== Reading text ==

Camel wrestling devotees in Turkey trace the sport back to the nomadic and caravan days of the region. The matches are spectacles that involve whole towns, with the camels paraded through the streets beforehand decked in mirrored blankets, bells, and colorful pompoms and accompanied by drummers and folk dancers.
Curiously, in a strange nod to the camel populations of both the Silk Roads’ eastern and western ends, the best fighting camels in Turkey are bred by mating a female camel with a single hump with a male camel with double humps.
What kind of prizes are at stake? From the sport’s earliest origins until today, that has never been in question. There is money to be made by betting, of course, but the symbol of victory that is awarded to the winner by the organizers is a carpet.
These days, the carpet is usually machine-made and of little value. But the practice recalls a time when, centuries ago on the Silk Roads, carpets were as much a form of currency as money.

== Tasks for this exercise ==
a - Copy the stretch of the camel wrestling passage from "Camel wrestling devotees" through "and folk dancers." word for word.
b - Shorten the paragraph of the camel wrestling passage that begins "What kind of prizes are at stake?" and keep its main facts.
c - Write the next part of the camel wrestling passage, beginning after its final sentence.

== Data lines ==
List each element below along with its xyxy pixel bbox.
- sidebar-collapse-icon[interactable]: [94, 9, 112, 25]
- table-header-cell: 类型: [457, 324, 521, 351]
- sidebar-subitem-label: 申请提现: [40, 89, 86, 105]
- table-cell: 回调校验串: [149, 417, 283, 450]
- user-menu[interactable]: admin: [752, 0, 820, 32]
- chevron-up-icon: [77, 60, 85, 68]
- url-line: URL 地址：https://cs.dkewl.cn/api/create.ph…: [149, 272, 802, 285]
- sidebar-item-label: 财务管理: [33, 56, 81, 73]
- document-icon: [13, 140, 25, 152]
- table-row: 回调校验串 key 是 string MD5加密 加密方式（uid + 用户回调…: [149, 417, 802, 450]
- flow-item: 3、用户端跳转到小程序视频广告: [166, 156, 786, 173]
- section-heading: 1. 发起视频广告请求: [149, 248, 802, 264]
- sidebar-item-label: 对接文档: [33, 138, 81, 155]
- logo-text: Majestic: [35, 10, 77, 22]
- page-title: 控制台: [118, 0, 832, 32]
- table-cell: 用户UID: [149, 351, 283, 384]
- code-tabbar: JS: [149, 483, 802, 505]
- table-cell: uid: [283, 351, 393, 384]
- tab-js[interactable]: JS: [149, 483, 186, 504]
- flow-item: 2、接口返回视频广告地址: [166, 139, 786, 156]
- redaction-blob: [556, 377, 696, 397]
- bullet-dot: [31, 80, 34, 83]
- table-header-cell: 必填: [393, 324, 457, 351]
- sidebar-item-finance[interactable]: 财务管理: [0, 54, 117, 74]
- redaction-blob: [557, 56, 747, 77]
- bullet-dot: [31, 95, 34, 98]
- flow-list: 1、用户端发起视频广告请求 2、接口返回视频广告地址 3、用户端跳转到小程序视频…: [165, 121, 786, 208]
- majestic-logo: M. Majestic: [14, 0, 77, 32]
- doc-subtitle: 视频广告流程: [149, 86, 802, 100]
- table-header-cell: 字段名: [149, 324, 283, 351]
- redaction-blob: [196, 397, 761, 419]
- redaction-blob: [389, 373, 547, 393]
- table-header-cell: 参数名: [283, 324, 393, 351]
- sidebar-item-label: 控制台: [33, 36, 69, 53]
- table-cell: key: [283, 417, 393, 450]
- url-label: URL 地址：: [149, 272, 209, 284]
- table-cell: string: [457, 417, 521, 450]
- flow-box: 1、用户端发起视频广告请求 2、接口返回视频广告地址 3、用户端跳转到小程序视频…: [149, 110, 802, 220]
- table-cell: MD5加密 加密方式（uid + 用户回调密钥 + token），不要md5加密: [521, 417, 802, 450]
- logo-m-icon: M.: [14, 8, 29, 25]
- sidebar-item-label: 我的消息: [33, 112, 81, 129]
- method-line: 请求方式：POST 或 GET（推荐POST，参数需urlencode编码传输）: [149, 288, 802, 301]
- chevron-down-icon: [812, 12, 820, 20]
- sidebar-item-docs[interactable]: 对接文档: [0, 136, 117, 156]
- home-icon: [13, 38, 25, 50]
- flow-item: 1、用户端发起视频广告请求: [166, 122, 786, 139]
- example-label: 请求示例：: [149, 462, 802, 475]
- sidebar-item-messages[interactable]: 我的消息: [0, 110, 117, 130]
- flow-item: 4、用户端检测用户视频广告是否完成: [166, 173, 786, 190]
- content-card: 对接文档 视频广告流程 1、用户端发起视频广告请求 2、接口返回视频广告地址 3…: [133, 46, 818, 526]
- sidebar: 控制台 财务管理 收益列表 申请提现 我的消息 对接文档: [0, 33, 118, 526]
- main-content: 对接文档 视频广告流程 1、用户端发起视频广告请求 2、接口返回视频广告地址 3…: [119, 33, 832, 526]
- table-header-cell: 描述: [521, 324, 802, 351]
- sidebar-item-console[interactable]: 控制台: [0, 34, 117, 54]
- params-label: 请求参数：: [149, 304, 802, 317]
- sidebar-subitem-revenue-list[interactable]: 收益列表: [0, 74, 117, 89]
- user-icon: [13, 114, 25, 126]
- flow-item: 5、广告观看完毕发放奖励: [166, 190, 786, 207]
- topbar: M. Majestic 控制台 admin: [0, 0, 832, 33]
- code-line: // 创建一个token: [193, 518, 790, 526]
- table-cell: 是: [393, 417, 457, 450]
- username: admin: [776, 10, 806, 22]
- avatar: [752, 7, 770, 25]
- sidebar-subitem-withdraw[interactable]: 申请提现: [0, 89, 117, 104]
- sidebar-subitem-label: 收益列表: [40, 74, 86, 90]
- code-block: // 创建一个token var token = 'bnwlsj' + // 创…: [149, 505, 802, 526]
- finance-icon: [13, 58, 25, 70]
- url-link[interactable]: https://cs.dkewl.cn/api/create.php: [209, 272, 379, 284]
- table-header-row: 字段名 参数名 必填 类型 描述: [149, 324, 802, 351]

== Responses to the tasks ==
a -
Camel wrestling devotees in Turkey trace the sport back to the nomadic and caravan days of the region. The matches are spectacles that involve whole towns, with the camels paraded through the streets beforehand decked in mirrored blankets, bells, and colorful pompoms and accompanied by drummers and folk dancers.

b - The prize has always been the same. Betting can bring money, but the organizers award the winner a carpet as the symbol of victory.

c -
(Illustrations from top to bottom: Tang dynasty terra-cotta camels, 618-907AD; Silk scroll painting of Kublai Khan Hunting by Liu Kuan-tao, 13th century; detail of camel carrying carpet from Liu Kuan-tao’s scroll; map of major Silk Road routes; NASA satellite image of Taklamakan desert; Bas relief, camel, Palazzo Mastelli, Venice; Mughal painting, 1585; Camel match, Selcuk, Turkey, 2000.)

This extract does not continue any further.